(EXERCISE GOAL) The listing below should be copied in full, word for word.

(INPUT FOR THIS TASK)
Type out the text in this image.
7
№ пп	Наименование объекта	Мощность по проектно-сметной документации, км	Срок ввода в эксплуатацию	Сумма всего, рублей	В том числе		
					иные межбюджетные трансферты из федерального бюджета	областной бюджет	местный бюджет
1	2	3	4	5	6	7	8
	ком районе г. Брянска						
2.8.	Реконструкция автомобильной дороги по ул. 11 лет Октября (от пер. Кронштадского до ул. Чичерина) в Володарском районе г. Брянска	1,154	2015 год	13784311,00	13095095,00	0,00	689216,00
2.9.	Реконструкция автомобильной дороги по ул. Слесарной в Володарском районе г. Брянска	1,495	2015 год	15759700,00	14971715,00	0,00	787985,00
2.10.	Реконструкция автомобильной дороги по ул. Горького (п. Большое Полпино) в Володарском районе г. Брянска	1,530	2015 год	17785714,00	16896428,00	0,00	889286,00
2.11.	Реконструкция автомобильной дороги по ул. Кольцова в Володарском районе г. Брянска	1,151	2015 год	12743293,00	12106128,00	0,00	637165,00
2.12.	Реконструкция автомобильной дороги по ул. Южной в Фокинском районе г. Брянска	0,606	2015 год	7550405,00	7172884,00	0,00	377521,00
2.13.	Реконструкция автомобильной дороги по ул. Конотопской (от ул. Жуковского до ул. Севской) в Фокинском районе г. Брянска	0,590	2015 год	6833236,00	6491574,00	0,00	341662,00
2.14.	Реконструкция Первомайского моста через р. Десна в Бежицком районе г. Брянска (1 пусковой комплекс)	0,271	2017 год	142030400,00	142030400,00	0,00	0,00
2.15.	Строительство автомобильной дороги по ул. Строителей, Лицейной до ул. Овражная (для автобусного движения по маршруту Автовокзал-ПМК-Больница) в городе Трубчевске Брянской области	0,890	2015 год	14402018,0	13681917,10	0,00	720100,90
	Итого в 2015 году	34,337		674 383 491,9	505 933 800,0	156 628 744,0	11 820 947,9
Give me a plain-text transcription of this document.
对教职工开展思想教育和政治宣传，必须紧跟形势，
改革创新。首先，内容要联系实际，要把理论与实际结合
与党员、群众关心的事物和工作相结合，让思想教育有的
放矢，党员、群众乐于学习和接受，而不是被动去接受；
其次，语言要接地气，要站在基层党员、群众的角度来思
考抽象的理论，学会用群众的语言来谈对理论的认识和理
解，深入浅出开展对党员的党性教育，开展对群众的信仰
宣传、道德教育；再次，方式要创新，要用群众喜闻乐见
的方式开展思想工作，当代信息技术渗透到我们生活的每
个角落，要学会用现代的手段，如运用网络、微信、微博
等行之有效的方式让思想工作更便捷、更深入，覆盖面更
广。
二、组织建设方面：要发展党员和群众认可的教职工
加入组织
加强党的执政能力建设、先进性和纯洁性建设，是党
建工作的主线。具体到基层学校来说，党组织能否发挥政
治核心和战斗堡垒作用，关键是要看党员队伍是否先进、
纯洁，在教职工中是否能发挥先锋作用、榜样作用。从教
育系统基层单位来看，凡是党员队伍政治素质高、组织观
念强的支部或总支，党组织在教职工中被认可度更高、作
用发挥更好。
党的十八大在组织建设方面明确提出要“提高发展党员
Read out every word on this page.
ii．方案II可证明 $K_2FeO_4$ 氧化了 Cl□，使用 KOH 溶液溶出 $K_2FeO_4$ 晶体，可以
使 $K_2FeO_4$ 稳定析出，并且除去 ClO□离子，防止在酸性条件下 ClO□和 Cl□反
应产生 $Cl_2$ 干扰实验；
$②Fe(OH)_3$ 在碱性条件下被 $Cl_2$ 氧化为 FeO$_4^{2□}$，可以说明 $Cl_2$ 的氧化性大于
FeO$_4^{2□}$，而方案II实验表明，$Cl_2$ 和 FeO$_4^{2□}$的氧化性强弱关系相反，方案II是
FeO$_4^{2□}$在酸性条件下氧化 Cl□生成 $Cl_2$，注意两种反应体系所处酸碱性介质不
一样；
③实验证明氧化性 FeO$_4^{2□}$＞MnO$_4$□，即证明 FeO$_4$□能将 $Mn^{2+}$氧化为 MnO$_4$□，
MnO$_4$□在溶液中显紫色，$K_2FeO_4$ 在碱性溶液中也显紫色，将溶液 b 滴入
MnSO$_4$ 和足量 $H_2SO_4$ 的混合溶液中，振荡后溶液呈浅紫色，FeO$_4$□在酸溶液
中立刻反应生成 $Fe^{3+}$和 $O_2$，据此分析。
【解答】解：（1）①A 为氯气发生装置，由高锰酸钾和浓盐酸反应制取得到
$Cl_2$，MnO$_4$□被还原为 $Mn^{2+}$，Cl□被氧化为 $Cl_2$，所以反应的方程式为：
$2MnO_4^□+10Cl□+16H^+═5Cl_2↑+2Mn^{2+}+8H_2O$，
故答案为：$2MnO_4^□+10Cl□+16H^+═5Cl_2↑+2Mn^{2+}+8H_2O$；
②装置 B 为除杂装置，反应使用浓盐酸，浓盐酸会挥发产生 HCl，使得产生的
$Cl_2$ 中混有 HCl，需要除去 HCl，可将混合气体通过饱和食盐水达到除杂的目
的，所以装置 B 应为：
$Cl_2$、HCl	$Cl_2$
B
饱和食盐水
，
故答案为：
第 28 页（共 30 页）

(FINAL RESULT)
Type out the text in this image.
7
№ пп	Наименование объекта	Мощность по проектно-сметной документации, км	Срок ввода в эксплуатацию	Сумма всего, рублей	В том числе		
					иные межбюджетные трансферты из федерального бюджета	областной бюджет	местный бюджет
1	2	3	4	5	6	7	8
	ком районе г. Брянска						
2.8.	Реконструкция автомобильной дороги по ул. 11 лет Октября (от пер. Кронштадского до ул. Чичерина) в Володарском районе г. Брянска	1,154	2015 год	13784311,00	13095095,00	0,00	689216,00
2.9.	Реконструкция автомобильной дороги по ул. Слесарной в Володарском районе г. Брянска	1,495	2015 год	15759700,00	14971715,00	0,00	787985,00
2.10.	Реконструкция автомобильной дороги по ул. Горького (п. Большое Полпино) в Володарском районе г. Брянска	1,530	2015 год	17785714,00	16896428,00	0,00	889286,00
2.11.	Реконструкция автомобильной дороги по ул. Кольцова в Володарском районе г. Брянска	1,151	2015 год	12743293,00	12106128,00	0,00	637165,00
2.12.	Реконструкция автомобильной дороги по ул. Южной в Фокинском районе г. Брянска	0,606	2015 год	7550405,00	7172884,00	0,00	377521,00
2.13.	Реконструкция автомобильной дороги по ул. Конотопской (от ул. Жуковского до ул. Севской) в Фокинском районе г. Брянска	0,590	2015 год	6833236,00	6491574,00	0,00	341662,00
2.14.	Реконструкция Первомайского моста через р. Десна в Бежицком районе г. Брянска (1 пусковой комплекс)	0,271	2017 год	142030400,00	142030400,00	0,00	0,00
2.15.	Строительство автомобильной дороги по ул. Строителей, Лицейной до ул. Овражная (для автобусного движения по маршруту Автовокзал-ПМК-Больница) в городе Трубчевске Брянской области	0,890	2015 год	14402018,0	13681917,10	0,00	720100,90
	Итого в 2015 году	34,337		674 383 491,9	505 933 800,0	156 628 744,0	11 820 947,9
Give me a plain-text transcription of this document.
对教职工开展思想教育和政治宣传，必须紧跟形势，
改革创新。首先，内容要联系实际，要把理论与实际结合
与党员、群众关心的事物和工作相结合，让思想教育有的
放矢，党员、群众乐于学习和接受，而不是被动去接受；
其次，语言要接地气，要站在基层党员、群众的角度来思
考抽象的理论，学会用群众的语言来谈对理论的认识和理
解，深入浅出开展对党员的党性教育，开展对群众的信仰
宣传、道德教育；再次，方式要创新，要用群众喜闻乐见
的方式开展思想工作，当代信息技术渗透到我们生活的每
个角落，要学会用现代的手段，如运用网络、微信、微博
等行之有效的方式让思想工作更便捷、更深入，覆盖面更
广。
二、组织建设方面：要发展党员和群众认可的教职工
加入组织
加强党的执政能力建设、先进性和纯洁性建设，是党
建工作的主线。具体到基层学校来说，党组织能否发挥政
治核心和战斗堡垒作用，关键是要看党员队伍是否先进、
纯洁，在教职工中是否能发挥先锋作用、榜样作用。从教
育系统基层单位来看，凡是党员队伍政治素质高、组织观
念强的支部或总支，党组织在教职工中被认可度更高、作
用发挥更好。
党的十八大在组织建设方面明确提出要“提高发展党员
Read out every word on this page.
ii．方案II可证明 $K_2FeO_4$ 氧化了 Cl□，使用 KOH 溶液溶出 $K_2FeO_4$ 晶体，可以
使 $K_2FeO_4$ 稳定析出，并且除去 ClO□离子，防止在酸性条件下 ClO□和 Cl□反
应产生 $Cl_2$ 干扰实验；
$②Fe(OH)_3$ 在碱性条件下被 $Cl_2$ 氧化为 FeO$_4^{2□}$，可以说明 $Cl_2$ 的氧化性大于
FeO$_4^{2□}$，而方案II实验表明，$Cl_2$ 和 FeO$_4^{2□}$的氧化性强弱关系相反，方案II是
FeO$_4^{2□}$在酸性条件下氧化 Cl□生成 $Cl_2$，注意两种反应体系所处酸碱性介质不
一样；
③实验证明氧化性 FeO$_4^{2□}$＞MnO$_4$□，即证明 FeO$_4$□能将 $Mn^{2+}$氧化为 MnO$_4$□，
MnO$_4$□在溶液中显紫色，$K_2FeO_4$ 在碱性溶液中也显紫色，将溶液 b 滴入
MnSO$_4$ 和足量 $H_2SO_4$ 的混合溶液中，振荡后溶液呈浅紫色，FeO$_4$□在酸溶液
中立刻反应生成 $Fe^{3+}$和 $O_2$，据此分析。
【解答】解：（1）①A 为氯气发生装置，由高锰酸钾和浓盐酸反应制取得到
$Cl_2$，MnO$_4$□被还原为 $Mn^{2+}$，Cl□被氧化为 $Cl_2$，所以反应的方程式为：
$2MnO_4^□+10Cl□+16H^+═5Cl_2↑+2Mn^{2+}+8H_2O$，
故答案为：$2MnO_4^□+10Cl□+16H^+═5Cl_2↑+2Mn^{2+}+8H_2O$；
②装置 B 为除杂装置，反应使用浓盐酸，浓盐酸会挥发产生 HCl，使得产生的
$Cl_2$ 中混有 HCl，需要除去 HCl，可将混合气体通过饱和食盐水达到除杂的目
的，所以装置 B 应为：
$Cl_2$、HCl	$Cl_2$
B
饱和食盐水
，
故答案为：
第 28 页（共 30 页）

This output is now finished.